### WHAT NEEDS TO BE DONE
Set down the records once more, please, exactly and with the pictures left out.

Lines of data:
□ □ □ □ □ □ □

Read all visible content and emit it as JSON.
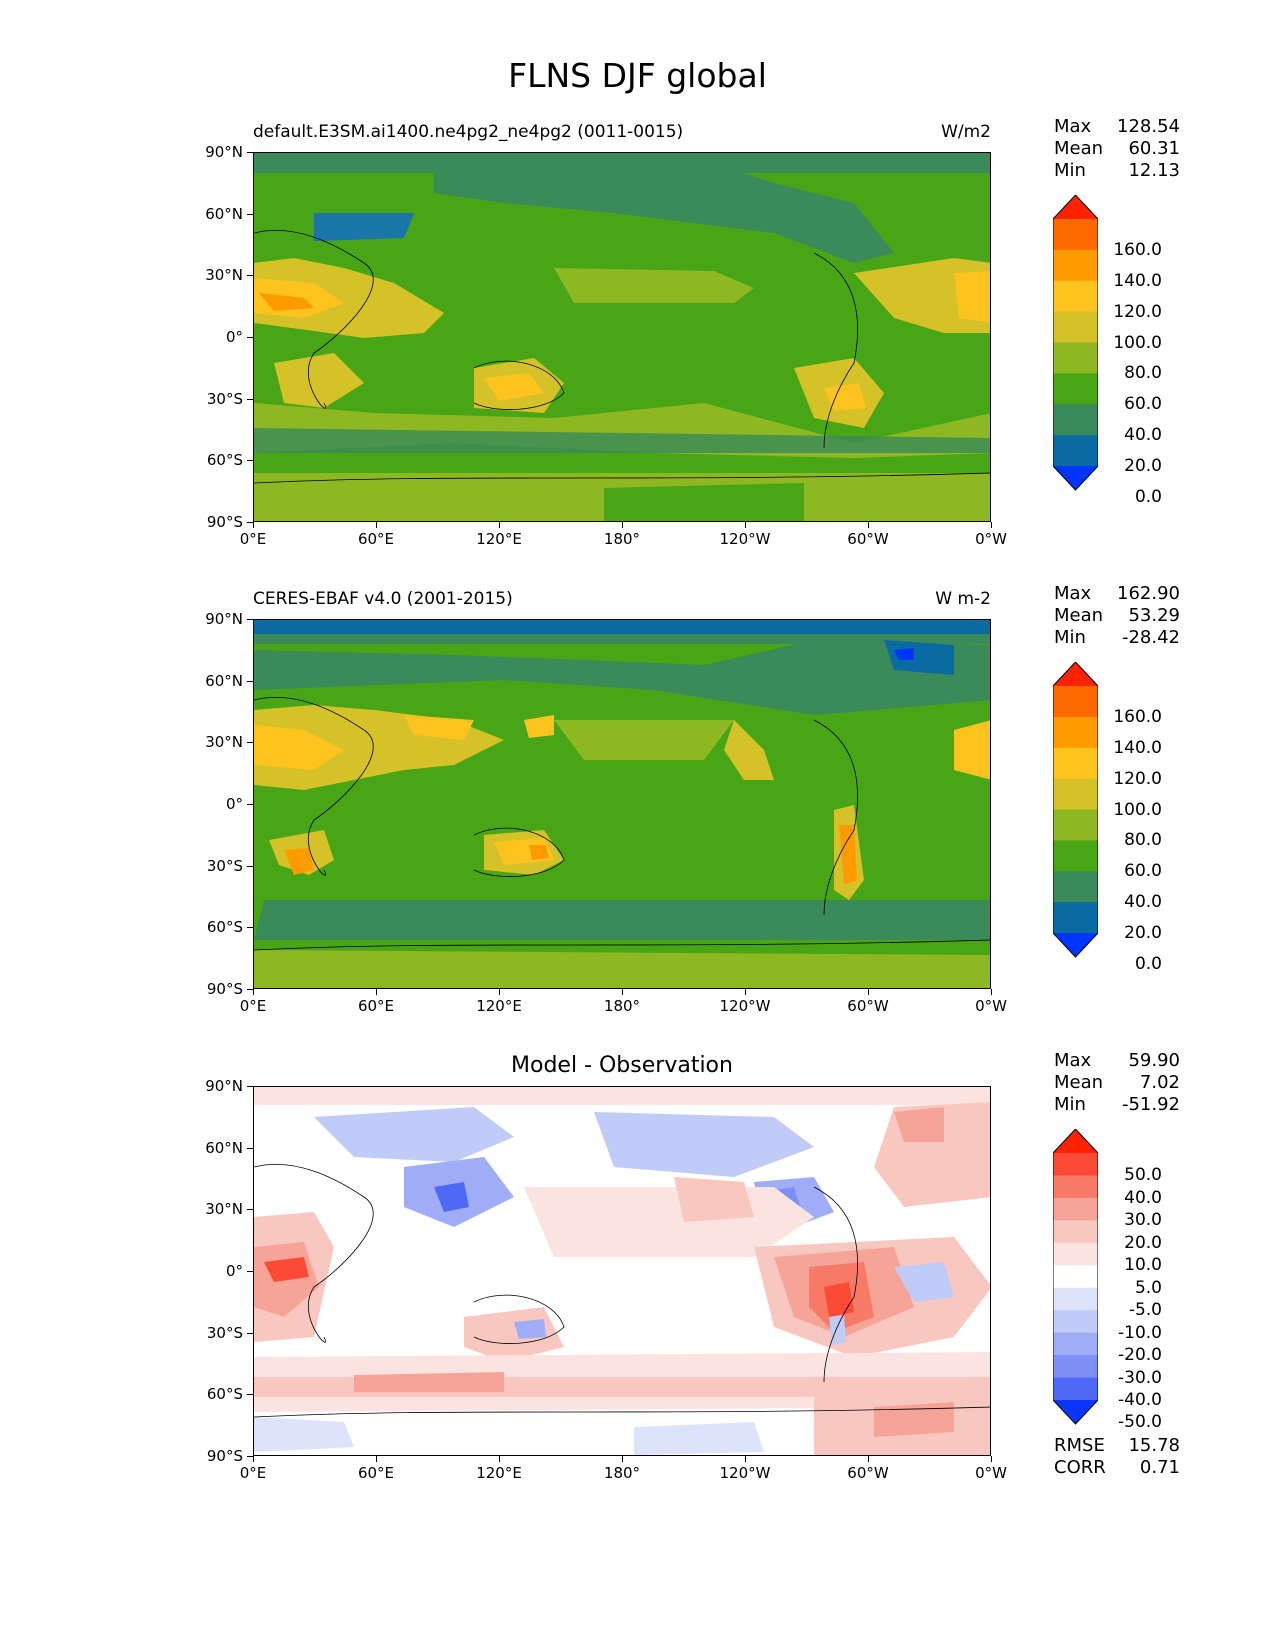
{
  "title": "FLNS DJF global",
  "x_ticks": [
    "0°E",
    "60°E",
    "120°E",
    "180°",
    "120°W",
    "60°W",
    "0°W"
  ],
  "y_ticks": [
    "90°N",
    "60°N",
    "30°N",
    "0°",
    "30°S",
    "60°S",
    "90°S"
  ],
  "panels": [
    {
      "subtitle_left": "default.E3SM.ai1400.ne4pg2_ne4pg2 (0011-0015)",
      "subtitle_right": "W/m2",
      "subtitle_center": "",
      "stats": {
        "max_label": "Max",
        "max": "128.54",
        "mean_label": "Mean",
        "mean": "60.31",
        "min_label": "Min",
        "min": "12.13"
      },
      "colorbar_labels": [
        "160.0",
        "140.0",
        "120.0",
        "100.0",
        "80.0",
        "60.0",
        "40.0",
        "20.0",
        "0.0"
      ],
      "colorbar_colors": [
        "#ff2200",
        "#ff6a00",
        "#ff9a00",
        "#ffc31f",
        "#d4c228",
        "#8db821",
        "#48a515",
        "#3a8a5a",
        "#0a6aa2",
        "#0035ff"
      ]
    },
    {
      "subtitle_left": "CERES-EBAF v4.0 (2001-2015)",
      "subtitle_right": "W m-2",
      "subtitle_center": "",
      "stats": {
        "max_label": "Max",
        "max": "162.90",
        "mean_label": "Mean",
        "mean": "53.29",
        "min_label": "Min",
        "min": "-28.42"
      },
      "colorbar_labels": [
        "160.0",
        "140.0",
        "120.0",
        "100.0",
        "80.0",
        "60.0",
        "40.0",
        "20.0",
        "0.0"
      ],
      "colorbar_colors": [
        "#ff2200",
        "#ff6a00",
        "#ff9a00",
        "#ffc31f",
        "#d4c228",
        "#8db821",
        "#48a515",
        "#3a8a5a",
        "#0a6aa2",
        "#0035ff"
      ]
    },
    {
      "subtitle_left": "",
      "subtitle_right": "",
      "subtitle_center": "Model - Observation",
      "stats": {
        "max_label": "Max",
        "max": "59.90",
        "mean_label": "Mean",
        "mean": "7.02",
        "min_label": "Min",
        "min": "-51.92"
      },
      "colorbar_labels": [
        "50.0",
        "40.0",
        "30.0",
        "20.0",
        "10.0",
        "5.0",
        "-5.0",
        "-10.0",
        "-20.0",
        "-30.0",
        "-40.0",
        "-50.0"
      ],
      "colorbar_colors": [
        "#ff2200",
        "#fb4a35",
        "#f77a66",
        "#f6a497",
        "#f8c8c0",
        "#fbe4e0",
        "#ffffff",
        "#dde3fb",
        "#c0cbf8",
        "#9fadf6",
        "#7d8ff5",
        "#5068f7",
        "#0a35ff"
      ]
    }
  ],
  "metrics": {
    "rmse_label": "RMSE",
    "rmse": "15.78",
    "corr_label": "CORR",
    "corr": "0.71"
  },
  "chart_data": [
    {
      "type": "heatmap",
      "title": "default.E3SM.ai1400.ne4pg2_ne4pg2 (0011-0015)",
      "units": "W/m2",
      "xlim": [
        0,
        360
      ],
      "ylim": [
        -90,
        90
      ],
      "max": 128.54,
      "mean": 60.31,
      "min": 12.13,
      "levels": [
        0,
        20,
        40,
        60,
        80,
        100,
        120,
        140,
        160
      ]
    },
    {
      "type": "heatmap",
      "title": "CERES-EBAF v4.0 (2001-2015)",
      "units": "W m-2",
      "xlim": [
        0,
        360
      ],
      "ylim": [
        -90,
        90
      ],
      "max": 162.9,
      "mean": 53.29,
      "min": -28.42,
      "levels": [
        0,
        20,
        40,
        60,
        80,
        100,
        120,
        140,
        160
      ]
    },
    {
      "type": "heatmap",
      "title": "Model - Observation",
      "xlim": [
        0,
        360
      ],
      "ylim": [
        -90,
        90
      ],
      "max": 59.9,
      "mean": 7.02,
      "min": -51.92,
      "rmse": 15.78,
      "corr": 0.71,
      "levels": [
        -50,
        -40,
        -30,
        -20,
        -10,
        -5,
        5,
        10,
        20,
        30,
        40,
        50
      ]
    }
  ]
}
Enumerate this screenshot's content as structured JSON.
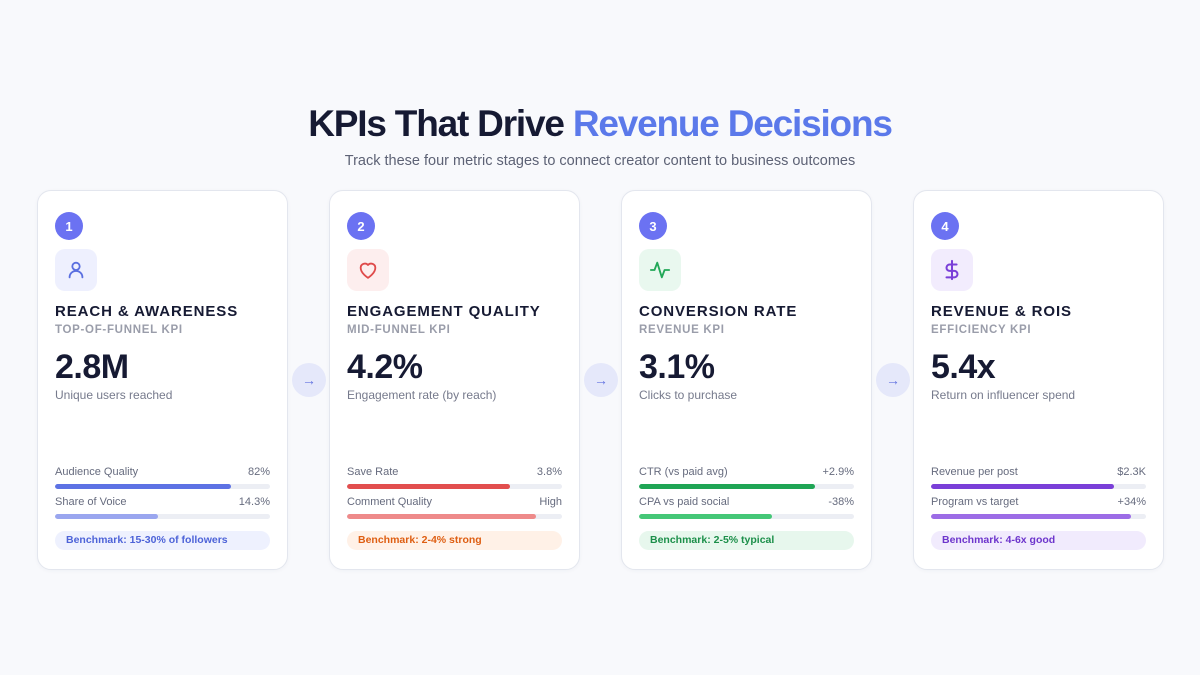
{
  "header": {
    "title_main": "KPIs That Drive ",
    "title_accent": "Revenue Decisions",
    "subtitle": "Track these four metric stages to connect creator content to business outcomes"
  },
  "colors": {
    "title_accent": "#5b79ea",
    "step_badge": "#6b72f2"
  },
  "arrow_glyph": "→",
  "cards": [
    {
      "number": "1",
      "icon": "user-icon",
      "name": "REACH & AWARENESS",
      "tier": "TOP-OF-FUNNEL KPI",
      "value": "2.8M",
      "description": "Unique users reached",
      "metrics": [
        {
          "label": "Audience Quality",
          "value": "82%",
          "fill": 0.82
        },
        {
          "label": "Share of Voice",
          "value": "14.3%",
          "fill": 0.48
        }
      ],
      "benchmark": "Benchmark: 15-30% of followers",
      "theme": {
        "icon_bg": "#eef0fe",
        "icon_color": "#5a6fe0",
        "bar1": "#5d72e4",
        "bar2": "#9aa6ef",
        "bench_bg": "#eef1fe",
        "bench_text": "#4d63d8"
      }
    },
    {
      "number": "2",
      "icon": "heart-icon",
      "name": "ENGAGEMENT QUALITY",
      "tier": "MID-FUNNEL KPI",
      "value": "4.2%",
      "description": "Engagement rate (by reach)",
      "metrics": [
        {
          "label": "Save Rate",
          "value": "3.8%",
          "fill": 0.76
        },
        {
          "label": "Comment Quality",
          "value": "High",
          "fill": 0.88
        }
      ],
      "benchmark": "Benchmark: 2-4% strong",
      "theme": {
        "icon_bg": "#fdeeee",
        "icon_color": "#df4a4a",
        "bar1": "#e24e4e",
        "bar2": "#ee8a8a",
        "bench_bg": "#fff1e7",
        "bench_text": "#de5e12"
      }
    },
    {
      "number": "3",
      "icon": "activity-icon",
      "name": "CONVERSION RATE",
      "tier": "REVENUE KPI",
      "value": "3.1%",
      "description": "Clicks to purchase",
      "metrics": [
        {
          "label": "CTR (vs paid avg)",
          "value": "+2.9%",
          "fill": 0.82
        },
        {
          "label": "CPA vs paid social",
          "value": "-38%",
          "fill": 0.62
        }
      ],
      "benchmark": "Benchmark: 2-5% typical",
      "theme": {
        "icon_bg": "#e9f8ef",
        "icon_color": "#22a858",
        "bar1": "#1fa555",
        "bar2": "#45c777",
        "bench_bg": "#e7f7ed",
        "bench_text": "#1c8f4a"
      }
    },
    {
      "number": "4",
      "icon": "dollar-icon",
      "name": "REVENUE & ROIS",
      "tier": "EFFICIENCY KPI",
      "value": "5.4x",
      "description": "Return on influencer spend",
      "metrics": [
        {
          "label": "Revenue per post",
          "value": "$2.3K",
          "fill": 0.85
        },
        {
          "label": "Program vs target",
          "value": "+34%",
          "fill": 0.93
        }
      ],
      "benchmark": "Benchmark: 4-6x good",
      "theme": {
        "icon_bg": "#f2ecfd",
        "icon_color": "#7a3fd8",
        "bar1": "#7a3fd8",
        "bar2": "#9c6ce6",
        "bench_bg": "#f1ebfd",
        "bench_text": "#6d35cc"
      }
    }
  ]
}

□ □ □ □ □ □ □

### RESULT OF THE EXERCISE
Read all visible content and emit it as JSON.
{
  "title": "FLNS DJF global",
  "x_ticks": [
    "0°E",
    "60°E",
    "120°E",
    "180°",
    "120°W",
    "60°W",
    "0°W"
  ],
  "y_ticks": [
    "90°N",
    "60°N",
    "30°N",
    "0°",
    "30°S",
    "60°S",
    "90°S"
  ],
  "panels": [
    {
      "subtitle_left": "default.E3SM.ai1400.ne4pg2_ne4pg2 (0011-0015)",
      "subtitle_right": "W/m2",
      "subtitle_center": "",
      "stats": {
        "max_label": "Max",
        "max": "128.54",
        "mean_label": "Mean",
        "mean": "60.31",
        "min_label": "Min",
        "min": "12.13"
      },
      "colorbar_labels": [
        "160.0",
        "140.0",
        "120.0",
        "100.0",
        "80.0",
        "60.0",
        "40.0",
        "20.0",
        "0.0"
      ],
      "colorbar_colors": [
        "#ff2200",
        "#ff6a00",
        "#ff9a00",
        "#ffc31f",
        "#d4c228",
        "#8db821",
        "#48a515",
        "#3a8a5a",
        "#0a6aa2",
        "#0035ff"
      ]
    },
    {
      "subtitle_left": "CERES-EBAF v4.0 (2001-2015)",
      "subtitle_right": "W m-2",
      "subtitle_center": "",
      "stats": {
        "max_label": "Max",
        "max": "162.90",
        "mean_label": "Mean",
        "mean": "53.29",
        "min_label": "Min",
        "min": "-28.42"
      },
      "colorbar_labels": [
        "160.0",
        "140.0",
        "120.0",
        "100.0",
        "80.0",
        "60.0",
        "40.0",
        "20.0",
        "0.0"
      ],
      "colorbar_colors": [
        "#ff2200",
        "#ff6a00",
        "#ff9a00",
        "#ffc31f",
        "#d4c228",
        "#8db821",
        "#48a515",
        "#3a8a5a",
        "#0a6aa2",
        "#0035ff"
      ]
    },
    {
      "subtitle_left": "",
      "subtitle_right": "",
      "subtitle_center": "Model - Observation",
      "stats": {
        "max_label": "Max",
        "max": "59.90",
        "mean_label": "Mean",
        "mean": "7.02",
        "min_label": "Min",
        "min": "-51.92"
      },
      "colorbar_labels": [
        "50.0",
        "40.0",
        "30.0",
        "20.0",
        "10.0",
        "5.0",
        "-5.0",
        "-10.0",
        "-20.0",
        "-30.0",
        "-40.0",
        "-50.0"
      ],
      "colorbar_colors": [
        "#ff2200",
        "#fb4a35",
        "#f77a66",
        "#f6a497",
        "#f8c8c0",
        "#fbe4e0",
        "#ffffff",
        "#dde3fb",
        "#c0cbf8",
        "#9fadf6",
        "#7d8ff5",
        "#5068f7",
        "#0a35ff"
      ]
    }
  ],
  "metrics": {
    "rmse_label": "RMSE",
    "rmse": "15.78",
    "corr_label": "CORR",
    "corr": "0.71"
  },
  "chart_data": [
    {
      "type": "heatmap",
      "title": "default.E3SM.ai1400.ne4pg2_ne4pg2 (0011-0015)",
      "units": "W/m2",
      "xlim": [
        0,
        360
      ],
      "ylim": [
        -90,
        90
      ],
      "max": 128.54,
      "mean": 60.31,
      "min": 12.13,
      "levels": [
        0,
        20,
        40,
        60,
        80,
        100,
        120,
        140,
        160
      ]
    },
    {
      "type": "heatmap",
      "title": "CERES-EBAF v4.0 (2001-2015)",
      "units": "W m-2",
      "xlim": [
        0,
        360
      ],
      "ylim": [
        -90,
        90
      ],
      "max": 162.9,
      "mean": 53.29,
      "min": -28.42,
      "levels": [
        0,
        20,
        40,
        60,
        80,
        100,
        120,
        140,
        160
      ]
    },
    {
      "type": "heatmap",
      "title": "Model - Observation",
      "xlim": [
        0,
        360
      ],
      "ylim": [
        -90,
        90
      ],
      "max": 59.9,
      "mean": 7.02,
      "min": -51.92,
      "rmse": 15.78,
      "corr": 0.71,
      "levels": [
        -50,
        -40,
        -30,
        -20,
        -10,
        -5,
        5,
        10,
        20,
        30,
        40,
        50
      ]
    }
  ]
}
Enumerate this screenshot's content as structured JSON.
{
  "header": {
    "title_main": "KPIs That Drive ",
    "title_accent": "Revenue Decisions",
    "subtitle": "Track these four metric stages to connect creator content to business outcomes"
  },
  "colors": {
    "title_accent": "#5b79ea",
    "step_badge": "#6b72f2"
  },
  "arrow_glyph": "→",
  "cards": [
    {
      "number": "1",
      "icon": "user-icon",
      "name": "REACH & AWARENESS",
      "tier": "TOP-OF-FUNNEL KPI",
      "value": "2.8M",
      "description": "Unique users reached",
      "metrics": [
        {
          "label": "Audience Quality",
          "value": "82%",
          "fill": 0.82
        },
        {
          "label": "Share of Voice",
          "value": "14.3%",
          "fill": 0.48
        }
      ],
      "benchmark": "Benchmark: 15-30% of followers",
      "theme": {
        "icon_bg": "#eef0fe",
        "icon_color": "#5a6fe0",
        "bar1": "#5d72e4",
        "bar2": "#9aa6ef",
        "bench_bg": "#eef1fe",
        "bench_text": "#4d63d8"
      }
    },
    {
      "number": "2",
      "icon": "heart-icon",
      "name": "ENGAGEMENT QUALITY",
      "tier": "MID-FUNNEL KPI",
      "value": "4.2%",
      "description": "Engagement rate (by reach)",
      "metrics": [
        {
          "label": "Save Rate",
          "value": "3.8%",
          "fill": 0.76
        },
        {
          "label": "Comment Quality",
          "value": "High",
          "fill": 0.88
        }
      ],
      "benchmark": "Benchmark: 2-4% strong",
      "theme": {
        "icon_bg": "#fdeeee",
        "icon_color": "#df4a4a",
        "bar1": "#e24e4e",
        "bar2": "#ee8a8a",
        "bench_bg": "#fff1e7",
        "bench_text": "#de5e12"
      }
    },
    {
      "number": "3",
      "icon": "activity-icon",
      "name": "CONVERSION RATE",
      "tier": "REVENUE KPI",
      "value": "3.1%",
      "description": "Clicks to purchase",
      "metrics": [
        {
          "label": "CTR (vs paid avg)",
          "value": "+2.9%",
          "fill": 0.82
        },
        {
          "label": "CPA vs paid social",
          "value": "-38%",
          "fill": 0.62
        }
      ],
      "benchmark": "Benchmark: 2-5% typical",
      "theme": {
        "icon_bg": "#e9f8ef",
        "icon_color": "#22a858",
        "bar1": "#1fa555",
        "bar2": "#45c777",
        "bench_bg": "#e7f7ed",
        "bench_text": "#1c8f4a"
      }
    },
    {
      "number": "4",
      "icon": "dollar-icon",
      "name": "REVENUE & ROIS",
      "tier": "EFFICIENCY KPI",
      "value": "5.4x",
      "description": "Return on influencer spend",
      "metrics": [
        {
          "label": "Revenue per post",
          "value": "$2.3K",
          "fill": 0.85
        },
        {
          "label": "Program vs target",
          "value": "+34%",
          "fill": 0.93
        }
      ],
      "benchmark": "Benchmark: 4-6x good",
      "theme": {
        "icon_bg": "#f2ecfd",
        "icon_color": "#7a3fd8",
        "bar1": "#7a3fd8",
        "bar2": "#9c6ce6",
        "bench_bg": "#f1ebfd",
        "bench_text": "#6d35cc"
      }
    }
  ]
}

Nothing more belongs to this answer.